# EXERCISE
Answer with one number: how many lines hold "customer".

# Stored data
BEGIN

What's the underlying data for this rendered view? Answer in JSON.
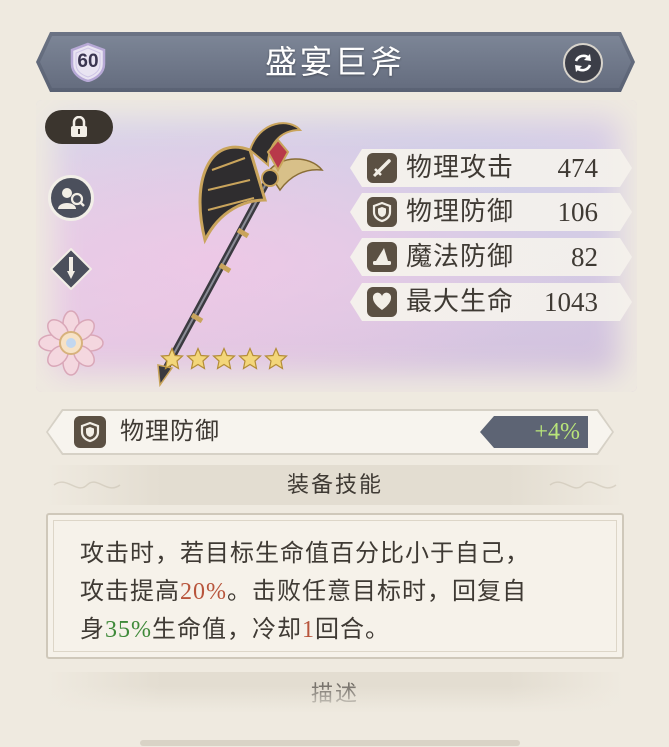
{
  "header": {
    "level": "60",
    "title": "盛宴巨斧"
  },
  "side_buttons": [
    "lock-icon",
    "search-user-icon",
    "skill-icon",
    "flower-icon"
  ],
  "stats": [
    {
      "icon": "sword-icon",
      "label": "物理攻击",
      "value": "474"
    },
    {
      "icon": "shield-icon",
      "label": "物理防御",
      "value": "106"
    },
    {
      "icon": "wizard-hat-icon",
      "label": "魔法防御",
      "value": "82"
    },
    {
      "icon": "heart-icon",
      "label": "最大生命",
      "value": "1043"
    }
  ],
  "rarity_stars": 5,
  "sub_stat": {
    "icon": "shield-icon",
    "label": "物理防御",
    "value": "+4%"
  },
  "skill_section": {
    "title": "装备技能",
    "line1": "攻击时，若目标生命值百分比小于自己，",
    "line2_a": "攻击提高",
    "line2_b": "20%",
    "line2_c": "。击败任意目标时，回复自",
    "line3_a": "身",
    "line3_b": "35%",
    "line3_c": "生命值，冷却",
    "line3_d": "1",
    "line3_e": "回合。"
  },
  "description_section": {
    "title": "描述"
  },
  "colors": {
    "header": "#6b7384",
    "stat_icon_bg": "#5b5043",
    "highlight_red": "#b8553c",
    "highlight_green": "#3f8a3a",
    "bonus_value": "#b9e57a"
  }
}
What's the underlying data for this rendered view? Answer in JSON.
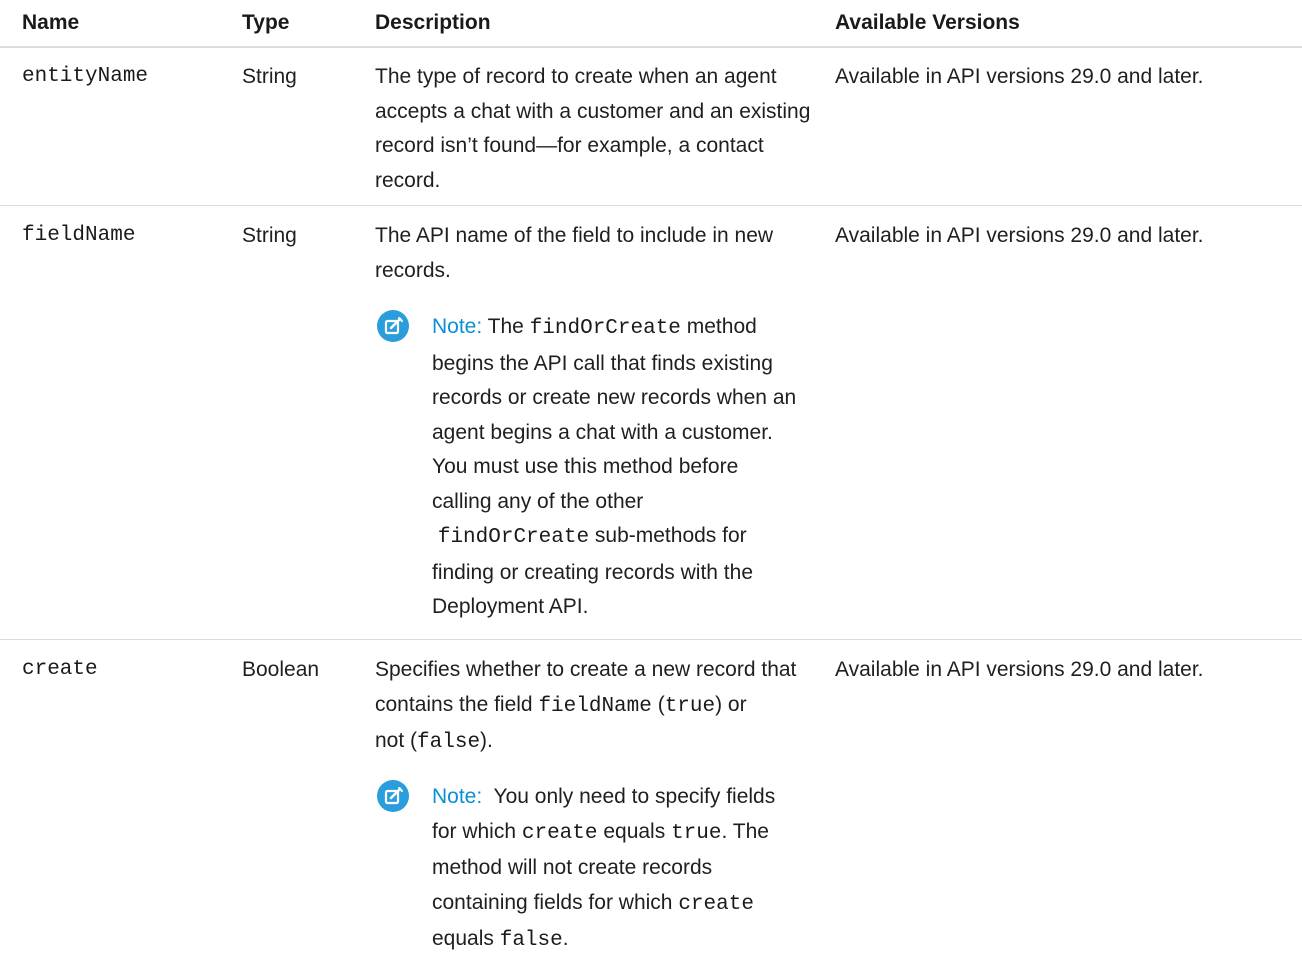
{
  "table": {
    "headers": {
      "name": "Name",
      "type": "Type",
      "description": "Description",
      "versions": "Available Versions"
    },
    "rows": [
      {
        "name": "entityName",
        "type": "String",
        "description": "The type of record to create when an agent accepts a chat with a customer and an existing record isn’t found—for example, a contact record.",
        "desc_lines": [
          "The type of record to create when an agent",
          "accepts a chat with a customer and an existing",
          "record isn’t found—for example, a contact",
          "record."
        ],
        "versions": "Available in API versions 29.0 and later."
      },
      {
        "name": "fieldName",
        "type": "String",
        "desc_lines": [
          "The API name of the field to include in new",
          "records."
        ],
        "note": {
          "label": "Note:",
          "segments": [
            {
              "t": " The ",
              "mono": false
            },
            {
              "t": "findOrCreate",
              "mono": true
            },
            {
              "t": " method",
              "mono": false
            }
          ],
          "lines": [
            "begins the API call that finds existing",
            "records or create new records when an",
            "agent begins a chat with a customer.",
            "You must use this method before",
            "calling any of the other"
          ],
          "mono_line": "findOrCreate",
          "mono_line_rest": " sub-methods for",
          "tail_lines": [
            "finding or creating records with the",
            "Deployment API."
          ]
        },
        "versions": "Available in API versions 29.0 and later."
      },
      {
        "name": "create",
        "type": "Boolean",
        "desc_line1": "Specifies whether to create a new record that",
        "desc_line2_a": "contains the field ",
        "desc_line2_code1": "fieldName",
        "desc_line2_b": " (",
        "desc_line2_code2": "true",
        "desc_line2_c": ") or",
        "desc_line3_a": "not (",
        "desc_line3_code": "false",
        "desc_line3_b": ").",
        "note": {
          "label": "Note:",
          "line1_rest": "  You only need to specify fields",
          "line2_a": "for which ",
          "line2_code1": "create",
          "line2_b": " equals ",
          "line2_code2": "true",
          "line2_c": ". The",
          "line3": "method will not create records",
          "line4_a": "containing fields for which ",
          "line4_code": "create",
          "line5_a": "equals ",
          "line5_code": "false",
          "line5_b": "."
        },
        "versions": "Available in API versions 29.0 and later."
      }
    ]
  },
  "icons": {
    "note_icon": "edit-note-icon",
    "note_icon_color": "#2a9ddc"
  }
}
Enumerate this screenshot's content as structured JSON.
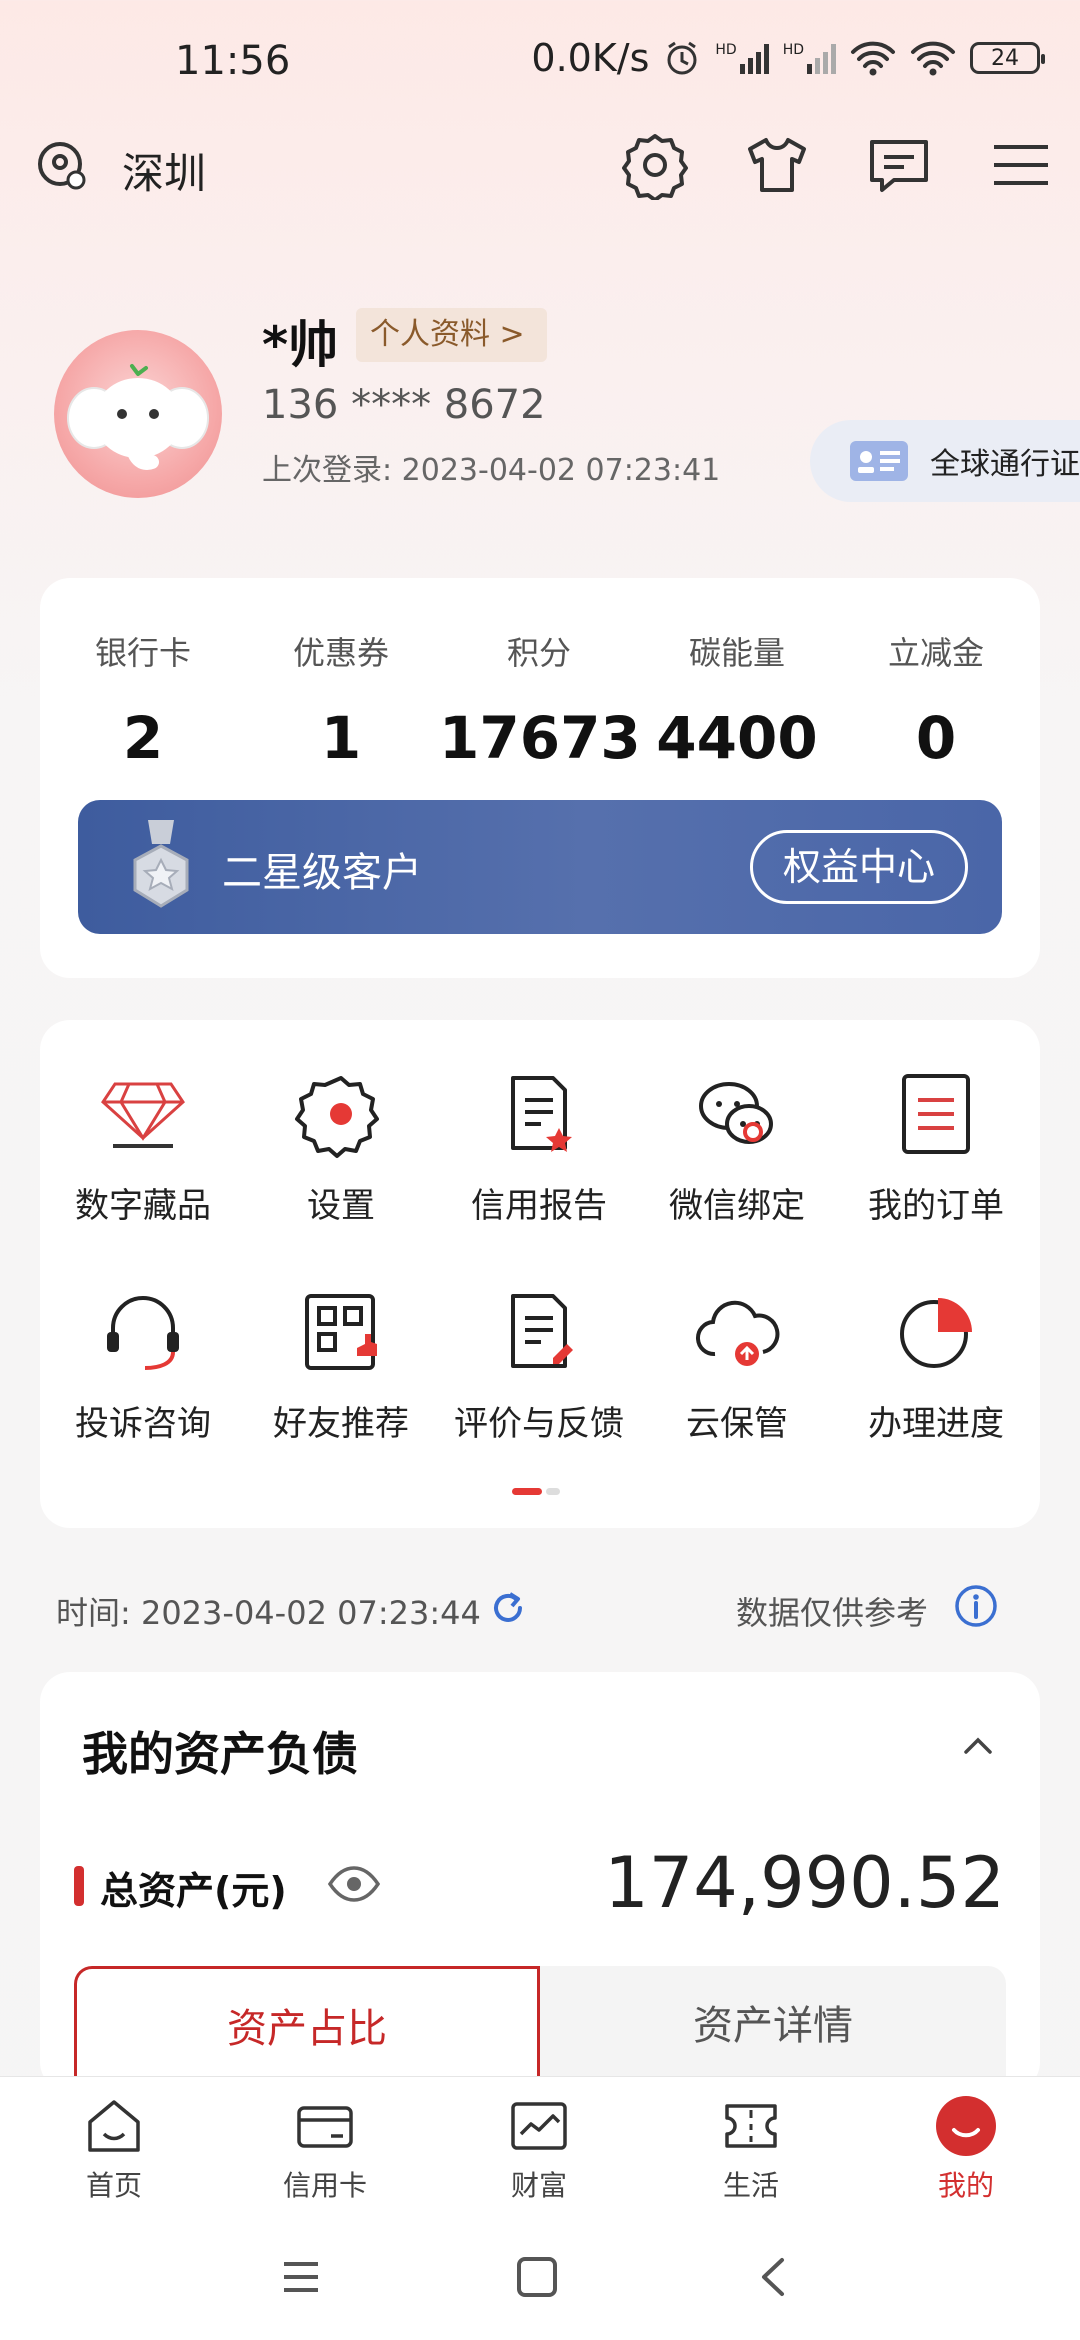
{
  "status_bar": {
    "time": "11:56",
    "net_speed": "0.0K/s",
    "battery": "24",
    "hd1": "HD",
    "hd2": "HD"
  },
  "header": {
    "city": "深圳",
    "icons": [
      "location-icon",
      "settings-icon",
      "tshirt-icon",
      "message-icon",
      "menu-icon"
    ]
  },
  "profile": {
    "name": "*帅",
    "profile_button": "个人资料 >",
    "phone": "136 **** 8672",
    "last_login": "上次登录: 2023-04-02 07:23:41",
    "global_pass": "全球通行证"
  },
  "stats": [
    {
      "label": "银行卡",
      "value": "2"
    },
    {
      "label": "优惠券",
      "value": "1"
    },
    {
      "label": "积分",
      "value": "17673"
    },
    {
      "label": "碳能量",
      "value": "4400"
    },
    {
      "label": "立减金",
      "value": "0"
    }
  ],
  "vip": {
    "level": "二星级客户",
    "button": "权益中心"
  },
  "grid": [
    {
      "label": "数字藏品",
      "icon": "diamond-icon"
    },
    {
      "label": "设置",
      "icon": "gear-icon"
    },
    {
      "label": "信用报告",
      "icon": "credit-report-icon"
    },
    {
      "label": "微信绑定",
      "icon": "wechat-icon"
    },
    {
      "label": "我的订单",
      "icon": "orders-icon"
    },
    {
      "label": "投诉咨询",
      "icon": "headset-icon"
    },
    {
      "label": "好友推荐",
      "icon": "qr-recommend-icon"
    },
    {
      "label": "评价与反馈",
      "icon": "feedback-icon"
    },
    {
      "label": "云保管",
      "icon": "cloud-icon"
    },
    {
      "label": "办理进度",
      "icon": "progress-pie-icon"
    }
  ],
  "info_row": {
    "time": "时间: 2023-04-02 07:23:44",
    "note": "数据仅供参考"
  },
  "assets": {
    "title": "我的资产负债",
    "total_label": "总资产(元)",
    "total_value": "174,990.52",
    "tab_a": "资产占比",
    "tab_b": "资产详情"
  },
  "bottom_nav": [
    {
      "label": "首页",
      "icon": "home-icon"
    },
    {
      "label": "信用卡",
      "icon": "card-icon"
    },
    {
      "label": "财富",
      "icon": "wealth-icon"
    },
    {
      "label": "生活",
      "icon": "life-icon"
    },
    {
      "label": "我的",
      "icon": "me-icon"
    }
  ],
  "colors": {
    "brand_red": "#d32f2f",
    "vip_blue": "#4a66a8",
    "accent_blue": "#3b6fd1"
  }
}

END

# EXERCISE OUTPUT
3